Energy is also an industry I'm overweight when adding the exposure I have in my trading account.
This year, I went massively overweight in defense contractors. It has always been a large industry in my portfolio. However, this year, I've been an aggressive buyer of all of my defense investments, as ongoing supply chain issues, funding issues, and macroeconomic woes have caused most of them to perform poorly - at least in the first two quarters of this year.
Defense contractors now account for more than a quarter of my dividend growth portfolio.
As a matter of fact, all four of my defense investments are in my top five. My entire top 5 consists of industrial companies.
I own (in this order):
- Lockheed Martin (LMT)
- Northrop Grumman (NOC)
- RTX Corp. (RTX) - formerly known as Raytheon Technologies
- L3Harris Technologies (NYSE:LHX) - the star of this article.
With that said, last month, the Wall Street Journal wrote an article focused on the performance of the nation's largest defense contractors.
According to the Journal, major defense contractors, including Lockheed Martin, General Dynamics (GD), and BAE Systems (OTCPK:BAESY), have seen a significant uptick in their stock prices, reflecting a heightened perception of geopolitical risk stemming from the recent attack on Israel.
While localized conflicts historically provide short-term boosts to defense stocks, lasting gains need regional expansions and shifts in global politics.
The current conflict raises questions about the possibility of Israel facing a multi-front war, especially if Hezbollah militias in Lebanon escalate their involvement.
Although I'm not going to predict what may or may not happen in the ongoing Israel war, we see that defense contractors have lost momentum already, suggesting that we may not be dealing with a major conflict, which is obviously a good thing.
The Journal notes the same with regard to the war in Ukraine.
Despite geopolitical tensions with China and Russia, defense stocks haven't provided a clear indication of an increasingly perilous global situation.
Since the invasion of Ukraine, these stocks have outperformed the S&P 500 but without a noticeable premium on valuations.
This brings me back to what I always say: I do not buy defense contractors because I'm betting on a war - let alone hoping for war.
I believe that defense companies benefit from their ability to innovate, creating defense solutions that prevent war and keep defense capabilities up-to-date.

= Data extract =
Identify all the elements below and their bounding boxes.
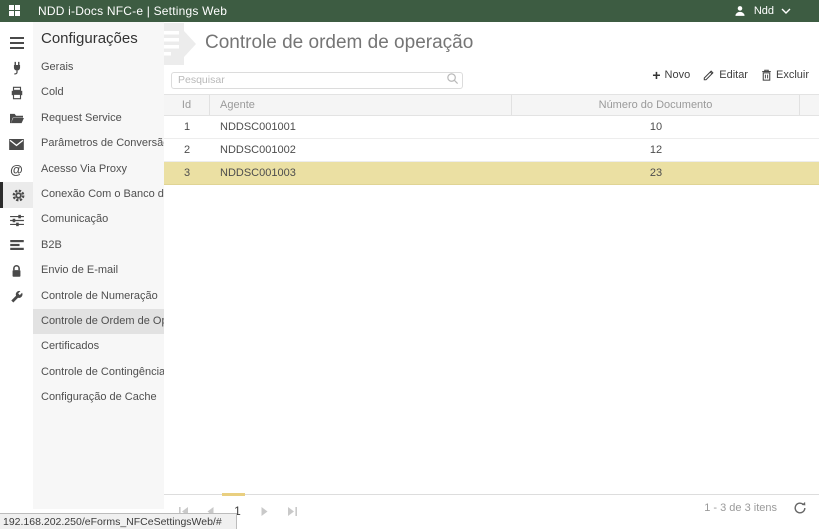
user-icon [733,4,747,18]
search-icon[interactable] [446,72,459,85]
table-row-selected[interactable]: 3 NDDSC001003 23 [164,162,819,185]
folder-icon[interactable] [0,106,33,131]
column-header-stub [800,95,819,115]
wrench-icon[interactable] [0,284,33,309]
user-menu[interactable]: Ndd [733,0,791,22]
cell-id: 2 [164,139,210,161]
data-grid: Id Agente Número do Documento 1 NDDSC001… [164,94,819,185]
new-button[interactable]: + Novo [652,69,690,81]
lock-icon[interactable] [0,259,33,284]
sidebar-item-conexao-banco-dados[interactable]: Conexão Com o Banco de Dados [33,182,164,207]
page-header: Controle de ordem de operação [164,22,819,66]
printer-icon[interactable] [0,81,33,106]
sidebar-item-controle-numeracao[interactable]: Controle de Numeração [33,284,164,309]
sidebar-item-controle-contingencia[interactable]: Controle de Contingência [33,360,164,385]
chevron-down-icon [781,8,791,14]
pencil-icon [703,69,715,81]
column-header-agente[interactable]: Agente [210,95,512,115]
next-page-button[interactable] [251,501,278,521]
refresh-icon[interactable] [793,501,807,515]
cell-agente: NDDSC001001 [210,116,512,138]
sidebar-item-envio-email[interactable]: Envio de E-mail [33,258,164,283]
column-header-numero-documento[interactable]: Número do Documento [512,95,800,115]
pager: 1 1 - 3 de 3 itens [164,494,819,532]
sidebar-header: Configurações [33,22,164,55]
gear-icon[interactable] [0,182,33,207]
sidebar-item-comunicacao[interactable]: Comunicação [33,207,164,232]
delete-button[interactable]: Excluir [761,69,809,81]
search-box [171,70,463,87]
page-title: Controle de ordem de operação [205,32,473,54]
list-icon[interactable] [0,233,33,258]
search-input[interactable] [171,72,463,89]
cell-numero: 10 [512,116,800,138]
envelope-icon[interactable] [0,132,33,157]
cell-numero: 12 [512,139,800,161]
user-name: Ndd [754,5,774,17]
cell-agente: NDDSC001002 [210,139,512,161]
cell-numero: 23 [512,162,800,184]
sidebar-item-certificados[interactable]: Certificados [33,334,164,359]
sidebar-menu: Configurações Gerais Cold Request Servic… [33,22,164,509]
trash-icon [761,69,772,81]
edit-button[interactable]: Editar [703,69,748,81]
app-grid-icon[interactable] [9,5,21,17]
sliders-icon[interactable] [0,208,33,233]
sidebar-icon-rail: @ [0,22,33,510]
sidebar-item-acesso-via-proxy[interactable]: Acesso Via Proxy [33,157,164,182]
hamburger-menu-icon[interactable] [0,30,33,55]
pager-info: 1 - 3 de 3 itens [704,501,807,515]
sidebar-item-cold[interactable]: Cold [33,80,164,105]
cell-id: 1 [164,116,210,138]
sidebar-item-gerais[interactable]: Gerais [33,55,164,80]
cell-agente: NDDSC001003 [210,162,512,184]
sidebar-item-b2b[interactable]: B2B [33,233,164,258]
cell-id: 3 [164,162,210,184]
selected-page-indicator [222,493,245,496]
browser-status-tooltip: 192.168.202.250/eForms_NFCeSettingsWeb/# [0,513,237,529]
sidebar-item-configuracao-cache[interactable]: Configuração de Cache [33,385,164,410]
app-title: NDD i-Docs NFC-e | Settings Web [38,4,227,18]
toolbar: + Novo Editar Excluir [652,69,809,81]
top-bar: NDD i-Docs NFC-e | Settings Web Ndd [0,0,819,22]
sidebar-item-controle-ordem-operacao[interactable]: Controle de Ordem de Operação [33,309,164,334]
main-content: Controle de ordem de operação + Novo Edi… [164,22,819,532]
grid-header: Id Agente Número do Documento [164,94,819,116]
column-header-id[interactable]: Id [164,95,210,115]
sidebar-item-request-service[interactable]: Request Service [33,106,164,131]
at-icon[interactable]: @ [0,157,33,182]
last-page-button[interactable] [278,501,305,521]
document-watermark-icon [164,23,200,65]
pager-summary: 1 - 3 de 3 itens [704,502,777,514]
plug-icon[interactable] [0,55,33,80]
status-url: 192.168.202.250/eForms_NFCeSettingsWeb/# [0,516,222,528]
table-row[interactable]: 2 NDDSC001002 12 [164,139,819,162]
sidebar-item-parametros-conversao[interactable]: Parâmetros de Conversão [33,131,164,156]
plus-icon: + [652,70,660,80]
table-row[interactable]: 1 NDDSC001001 10 [164,116,819,139]
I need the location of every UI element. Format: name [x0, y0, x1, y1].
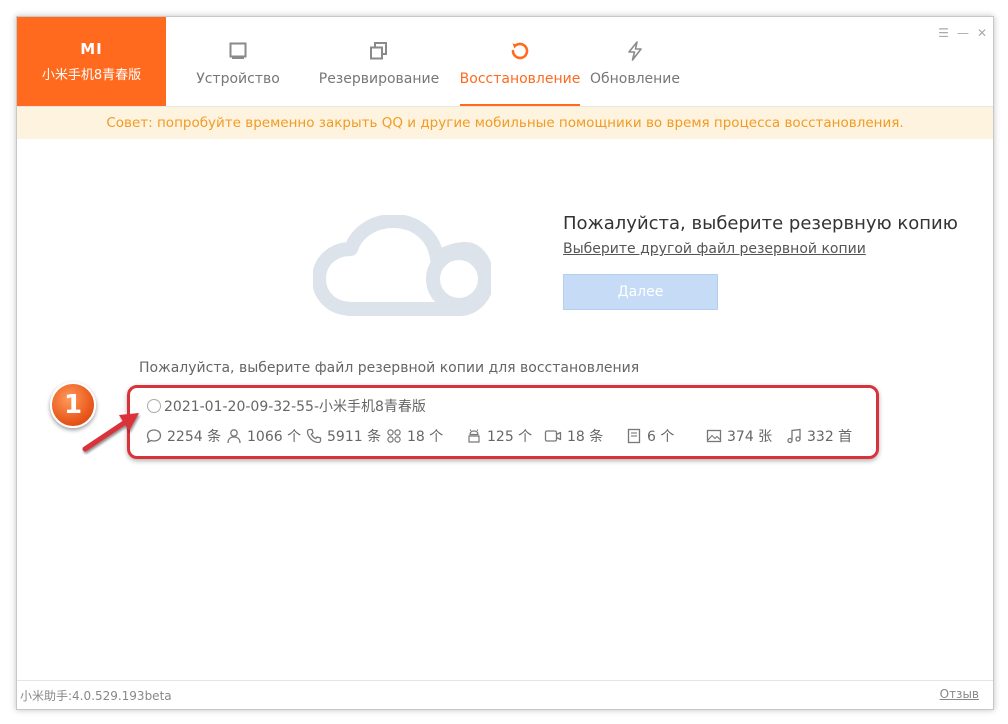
backup-name: 2021-01-20-09-32-55-小米手机8青春版 [164, 399, 426, 415]
stat-contacts: 1066 个 [226, 426, 301, 446]
device-model: 小米手机8青春版 [41, 68, 142, 83]
choose-backup-label: Пожалуйста, выберите файл резервной копи… [139, 360, 640, 376]
backup-list-item[interactable]: 2021-01-20-09-32-55-小米手机8青春版 2254 条 1066… [127, 385, 879, 459]
stat-system: 125 个 [466, 426, 532, 446]
menu-icon[interactable]: ☰ [938, 27, 949, 39]
tab-update[interactable]: Обновление [580, 17, 690, 106]
restore-icon [509, 41, 531, 61]
tip-banner: Совет: попробуйте временно закрыть QQ и … [17, 107, 993, 139]
backup-radio[interactable] [147, 399, 161, 413]
next-button[interactable]: Далее [563, 274, 718, 310]
device-icon [228, 41, 248, 61]
close-icon[interactable]: ✕ [977, 27, 987, 39]
stat-photos: 374 张 [706, 426, 772, 446]
annotation-arrow-icon [79, 409, 147, 459]
other-backup-file-link[interactable]: Выберите другой файл резервной копии [563, 241, 866, 257]
contact-icon [227, 429, 241, 444]
video-icon [544, 430, 562, 442]
apps-icon [387, 429, 401, 443]
stat-apps: 18 个 [386, 426, 443, 446]
select-backup-heading: Пожалуйста, выберите резервную копию [563, 213, 958, 234]
tip-text: Совет: попробуйте временно закрыть QQ и … [106, 115, 904, 131]
tab-restore-label: Восстановление [459, 71, 581, 87]
tab-backup-label: Резервирование [318, 71, 440, 87]
status-bar: 小米助手:4.0.529.193beta Отзыв [17, 680, 993, 709]
stat-calls: 5911 条 [306, 426, 381, 446]
message-icon [146, 429, 162, 444]
tab-update-label: Обновление [589, 71, 681, 87]
stat-notes: 6 个 [626, 426, 674, 446]
tab-backup[interactable]: Резервирование [304, 17, 454, 106]
update-icon [625, 41, 645, 61]
stat-messages: 2254 条 [146, 426, 221, 446]
android-icon [468, 429, 480, 443]
app-version: 小米助手:4.0.529.193beta [20, 689, 172, 703]
photo-icon [706, 429, 722, 443]
phone-icon [306, 428, 322, 444]
stat-videos: 18 条 [544, 426, 603, 446]
backup-icon [369, 41, 389, 61]
app-window: MI 小米手机8青春版 Устройство Резервирование Во… [16, 16, 994, 710]
tab-restore[interactable]: Восстановление [460, 17, 580, 106]
cloud-icon [312, 214, 494, 329]
tab-device[interactable]: Устройство [176, 17, 300, 106]
minimize-icon[interactable]: — [957, 27, 969, 39]
main-nav: Устройство Резервирование Восстановление… [166, 17, 690, 106]
window-controls: ☰ — ✕ [938, 27, 987, 39]
music-icon [787, 428, 801, 444]
notes-icon [627, 428, 641, 444]
stat-music: 332 首 [786, 426, 852, 446]
tab-device-label: Устройство [196, 71, 280, 87]
feedback-link[interactable]: Отзыв [940, 687, 979, 701]
mi-logo: MI [80, 40, 103, 58]
device-brand-panel[interactable]: MI 小米手机8青春版 [17, 17, 166, 106]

= Aim of the exercise =
Say whether each of the following statements agrees with the defense-stock text above, giving yes or no and quoting the text's deciding words: (a) Defense contractors make up more than a quarter of the writer's dividend growth portfolio; (b) the writer's top five holdings span several different industries; (c) the writer buys defense contractors as a bet on war.

= Result for this task =
(a) Yes: "Defense contractors now account for more than a quarter of my dividend growth portfolio."
(b) No: "My entire top 5 consists of industrial companies."
(c) No: "I do not buy defense contractors because I'm betting on a war"